start RECORD SET

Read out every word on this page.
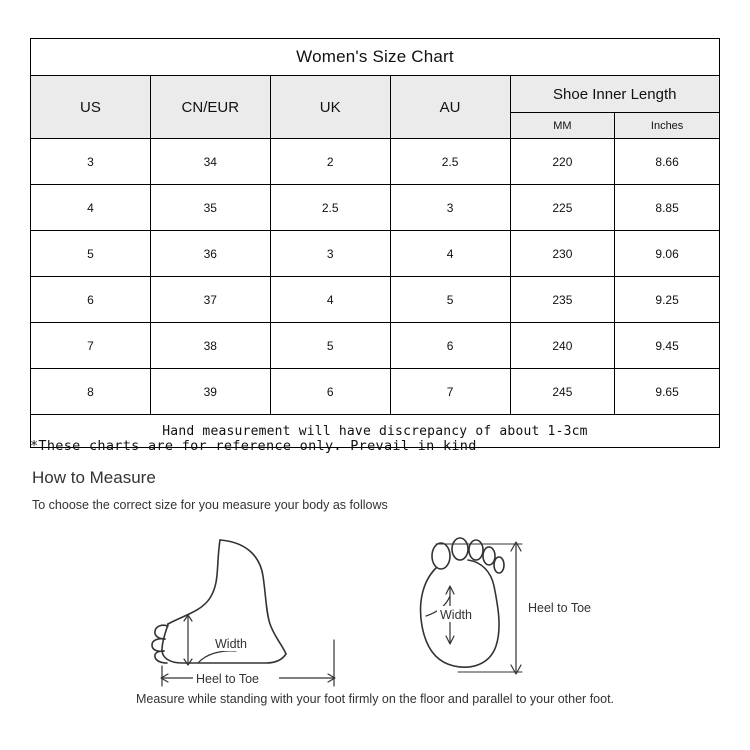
Women's Size Chart					
US	CN/EUR	UK	AU	Shoe Inner Length	
				MM	Inches
3	34	2	2.5	220	8.66
4	35	2.5	3	225	8.85
5	36	3	4	230	9.06
6	37	4	5	235	9.25
7	38	5	6	240	9.45
8	39	6	7	245	9.65
Hand measurement will have discrepancy of about 1-3cm					
*These charts are for reference only. Prevail in kind
How to Measure
To choose the correct size for you measure your body as follows
Width
Heel to Toe
Width	Heel to Toe
Measure while standing with your foot firmly on the floor and parallel to your other foot.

end RECORD SET

■ **TASK BRIEF**
Copy every entry word for word, but omit the pictures.

■ **SOLVED EXERCISE**
Read out every word on this page.
Women's Size Chart					
US	CN/EUR	UK	AU	Shoe Inner Length	
				MM	Inches
3	34	2	2.5	220	8.66
4	35	2.5	3	225	8.85
5	36	3	4	230	9.06
6	37	4	5	235	9.25
7	38	5	6	240	9.45
8	39	6	7	245	9.65
Hand measurement will have discrepancy of about 1-3cm					
*These charts are for reference only. Prevail in kind
How to Measure
To choose the correct size for you measure your body as follows
Width
Heel to Toe
Width	Heel to Toe
Measure while standing with your foot firmly on the floor and parallel to your other foot.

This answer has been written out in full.